Request →
From the entries that follow, extract each line holding the string "Decode".

Records shown →
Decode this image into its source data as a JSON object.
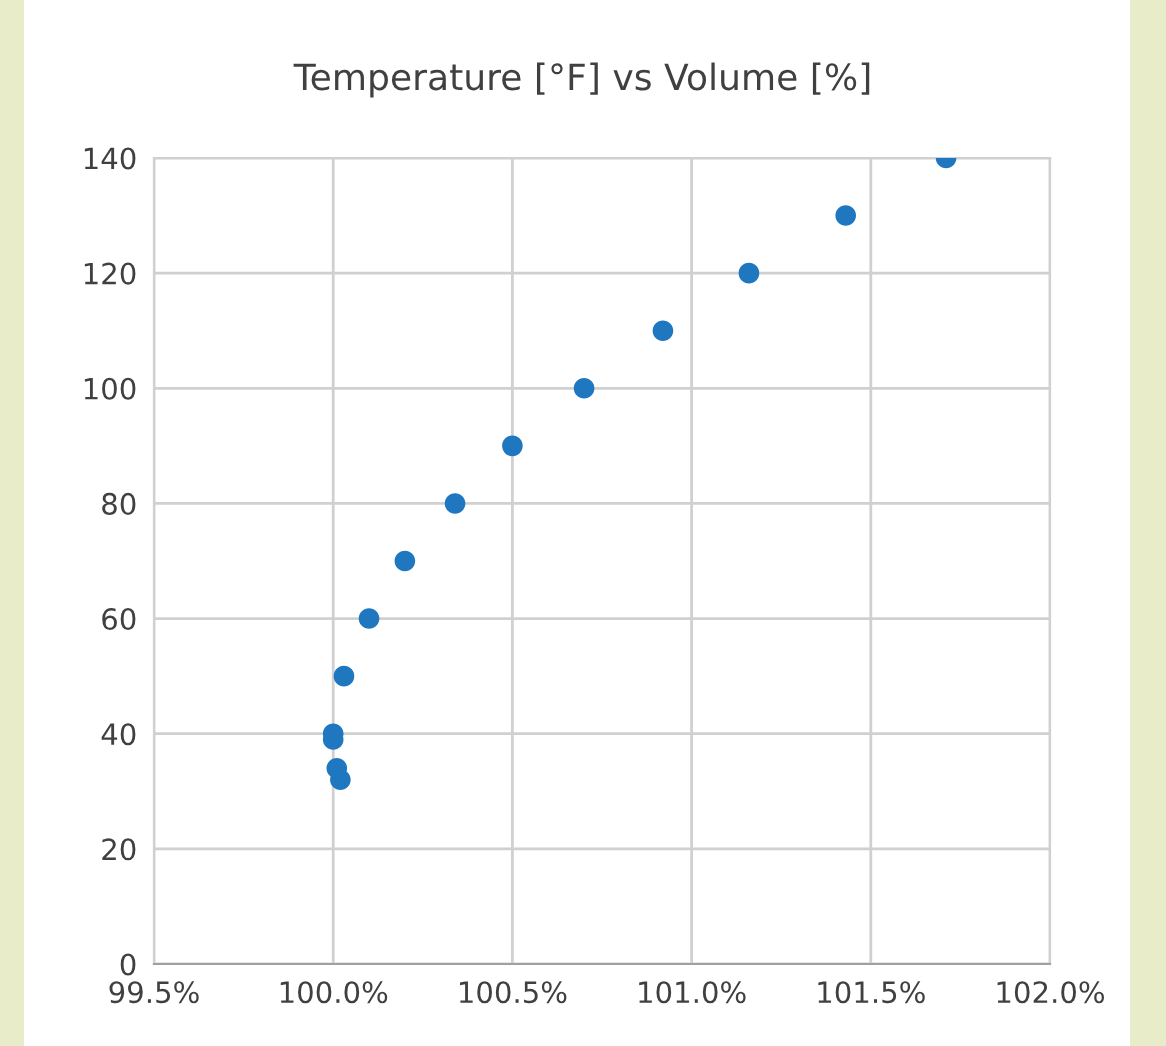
{
  "chart_data": {
    "type": "scatter",
    "title": "Temperature [°F] vs Volume [%]",
    "x": [
      101.71,
      101.43,
      101.16,
      100.92,
      100.7,
      100.5,
      100.34,
      100.2,
      100.1,
      100.03,
      100.0,
      100.0,
      100.01,
      100.02
    ],
    "series": [
      {
        "color": "#1f77c0",
        "values": [
          140,
          130,
          120,
          110,
          100,
          90,
          80,
          70,
          60,
          50,
          40,
          39,
          34,
          32
        ]
      }
    ],
    "xlim": [
      99.5,
      102.0
    ],
    "xticks": [
      {
        "value": 99.5,
        "label": "99.5%"
      },
      {
        "value": 100.0,
        "label": "100.0%"
      },
      {
        "value": 100.5,
        "label": "100.5%"
      },
      {
        "value": 101.0,
        "label": "101.0%"
      },
      {
        "value": 101.5,
        "label": "101.5%"
      },
      {
        "value": 102.0,
        "label": "102.0%"
      }
    ],
    "ylim": [
      0,
      140
    ],
    "yticks": [
      0,
      20,
      40,
      60,
      80,
      100,
      120,
      140
    ],
    "grid": true,
    "marker": "circle"
  }
}
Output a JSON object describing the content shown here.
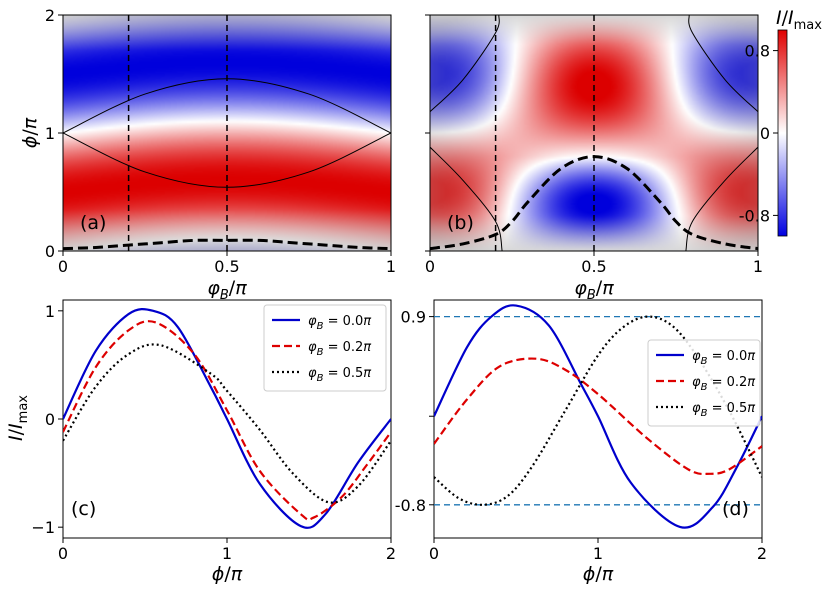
{
  "chart_data": [
    {
      "panel": "(a)",
      "type": "heatmap",
      "xlabel": "φ_B/π",
      "ylabel": "ϕ/π",
      "xlim": [
        0,
        1
      ],
      "ylim": [
        0,
        2
      ],
      "xticks": [
        "0",
        "0.5",
        "1"
      ],
      "yticks": [
        "0",
        "1",
        "2"
      ],
      "colormap": "bwr_shaded",
      "vertical_dashed_lines_x": [
        0.2,
        0.5
      ],
      "thick_dashed_curve": {
        "x": [
          0,
          0.1,
          0.2,
          0.3,
          0.4,
          0.5,
          0.6,
          0.7,
          0.8,
          0.9,
          1
        ],
        "y": [
          0.02,
          0.03,
          0.05,
          0.07,
          0.09,
          0.09,
          0.09,
          0.07,
          0.05,
          0.03,
          0.02
        ]
      },
      "thin_boundary_upper": {
        "x": [
          0,
          0.25,
          0.5,
          0.75,
          1
        ],
        "y": [
          1,
          1.33,
          1.46,
          1.33,
          1
        ]
      },
      "thin_boundary_lower": {
        "x": [
          0,
          0.25,
          0.5,
          0.75,
          1
        ],
        "y": [
          1,
          0.67,
          0.54,
          0.67,
          1
        ]
      }
    },
    {
      "panel": "(b)",
      "type": "heatmap",
      "xlabel": "φ_B/π",
      "ylabel": "",
      "xlim": [
        0,
        1
      ],
      "ylim": [
        0,
        2
      ],
      "xticks": [
        "0",
        "0.5",
        "1"
      ],
      "yticks": [],
      "colormap": "bwr_shaded",
      "vertical_dashed_lines_x": [
        0.2,
        0.5
      ],
      "thick_dashed_curve": {
        "x": [
          0,
          0.1,
          0.2,
          0.25,
          0.3,
          0.4,
          0.5,
          0.6,
          0.7,
          0.75,
          0.8,
          0.9,
          1
        ],
        "y": [
          0.02,
          0.06,
          0.14,
          0.25,
          0.42,
          0.7,
          0.8,
          0.7,
          0.42,
          0.25,
          0.14,
          0.06,
          0.02
        ]
      },
      "colorbar": {
        "label": "I/I_max",
        "ticks": [
          "0.8",
          "0",
          "-0.8"
        ],
        "range": [
          -1,
          1
        ]
      }
    },
    {
      "panel": "(c)",
      "type": "line",
      "xlabel": "ϕ/π",
      "ylabel": "I/I_max",
      "xlim": [
        0,
        2
      ],
      "ylim": [
        -1.1,
        1.1
      ],
      "xticks": [
        "0",
        "1",
        "2"
      ],
      "yticks": [
        "−1",
        "0",
        "1"
      ],
      "legend": "top-right",
      "series": [
        {
          "name": "φ_B = 0.0π",
          "color": "#0000cc",
          "style": "solid",
          "x": [
            0,
            0.2,
            0.4,
            0.55,
            0.7,
            0.9,
            1.0,
            1.2,
            1.45,
            1.6,
            1.8,
            2.0
          ],
          "y": [
            0,
            0.63,
            0.97,
            1.0,
            0.85,
            0.3,
            0,
            -0.6,
            -0.99,
            -0.88,
            -0.4,
            0
          ]
        },
        {
          "name": "φ_B = 0.2π",
          "color": "#dd0000",
          "style": "dashed",
          "x": [
            0,
            0.2,
            0.4,
            0.57,
            0.8,
            1.0,
            1.2,
            1.45,
            1.53,
            1.7,
            1.85,
            2.0
          ],
          "y": [
            -0.12,
            0.48,
            0.82,
            0.89,
            0.6,
            0.08,
            -0.48,
            -0.88,
            -0.91,
            -0.72,
            -0.43,
            -0.12
          ]
        },
        {
          "name": "φ_B = 0.5π",
          "color": "#000000",
          "style": "dotted",
          "x": [
            0,
            0.2,
            0.4,
            0.6,
            0.9,
            1.0,
            1.2,
            1.4,
            1.62,
            1.8,
            2.0
          ],
          "y": [
            -0.2,
            0.3,
            0.6,
            0.68,
            0.42,
            0.26,
            -0.1,
            -0.5,
            -0.77,
            -0.62,
            -0.2
          ]
        }
      ],
      "annotation": "(c)"
    },
    {
      "panel": "(d)",
      "type": "line",
      "xlabel": "ϕ/π",
      "ylabel": "",
      "xlim": [
        0,
        2
      ],
      "ylim": [
        -1.1,
        1.05
      ],
      "xticks": [
        "0",
        "1",
        "2"
      ],
      "yticks": [
        "-0.8",
        "0.9"
      ],
      "legend": "right",
      "reference_lines": [
        {
          "y": 0.9,
          "style": "dashed",
          "color": "#1f77b4"
        },
        {
          "y": -0.8,
          "style": "dashed",
          "color": "#1f77b4"
        }
      ],
      "series": [
        {
          "name": "φ_B = 0.0π",
          "color": "#0000cc",
          "style": "solid",
          "x": [
            0,
            0.2,
            0.35,
            0.5,
            0.7,
            0.9,
            1.0,
            1.2,
            1.5,
            1.7,
            1.85,
            2.0
          ],
          "y": [
            0,
            0.62,
            0.9,
            1.0,
            0.82,
            0.28,
            0,
            -0.6,
            -1.0,
            -0.82,
            -0.45,
            0
          ]
        },
        {
          "name": "φ_B = 0.2π",
          "color": "#dd0000",
          "style": "dashed",
          "x": [
            0,
            0.2,
            0.4,
            0.62,
            0.8,
            1.0,
            1.3,
            1.55,
            1.68,
            1.8,
            2.0
          ],
          "y": [
            -0.25,
            0.15,
            0.45,
            0.52,
            0.42,
            0.2,
            -0.2,
            -0.48,
            -0.52,
            -0.48,
            -0.27
          ]
        },
        {
          "name": "φ_B = 0.5π",
          "color": "#000000",
          "style": "dotted",
          "x": [
            0,
            0.15,
            0.3,
            0.45,
            0.6,
            0.8,
            1.0,
            1.15,
            1.3,
            1.45,
            1.6,
            1.8,
            2.0
          ],
          "y": [
            -0.55,
            -0.74,
            -0.8,
            -0.72,
            -0.45,
            0.05,
            0.55,
            0.8,
            0.9,
            0.82,
            0.55,
            0.05,
            -0.55
          ]
        }
      ],
      "annotation": "(d)"
    }
  ]
}
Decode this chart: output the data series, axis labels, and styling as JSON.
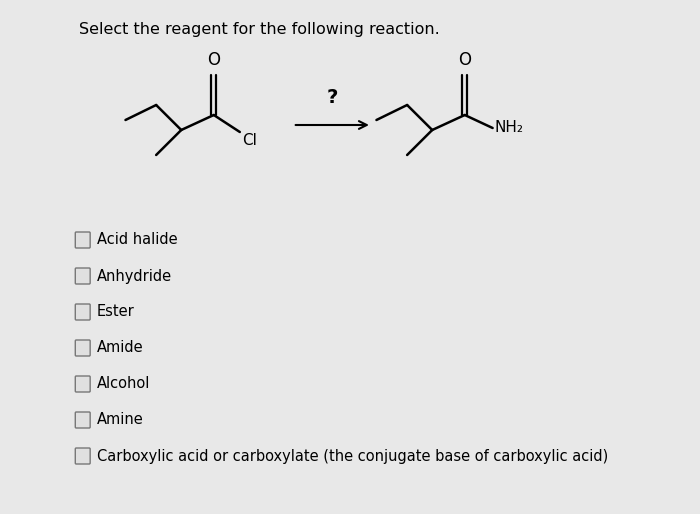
{
  "title": "Select the reagent for the following reaction.",
  "bg_color": "#e8e8e8",
  "mol_bg": "#dce8e8",
  "options": [
    "Acid halide",
    "Anhydride",
    "Ester",
    "Amide",
    "Alcohol",
    "Amine",
    "Carboxylic acid or carboxylate (the conjugate base of carboxylic acid)"
  ]
}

Task output →
Decode this image into its source data as a JSON object.
Decode this chart: output the data series, axis labels, and styling as JSON.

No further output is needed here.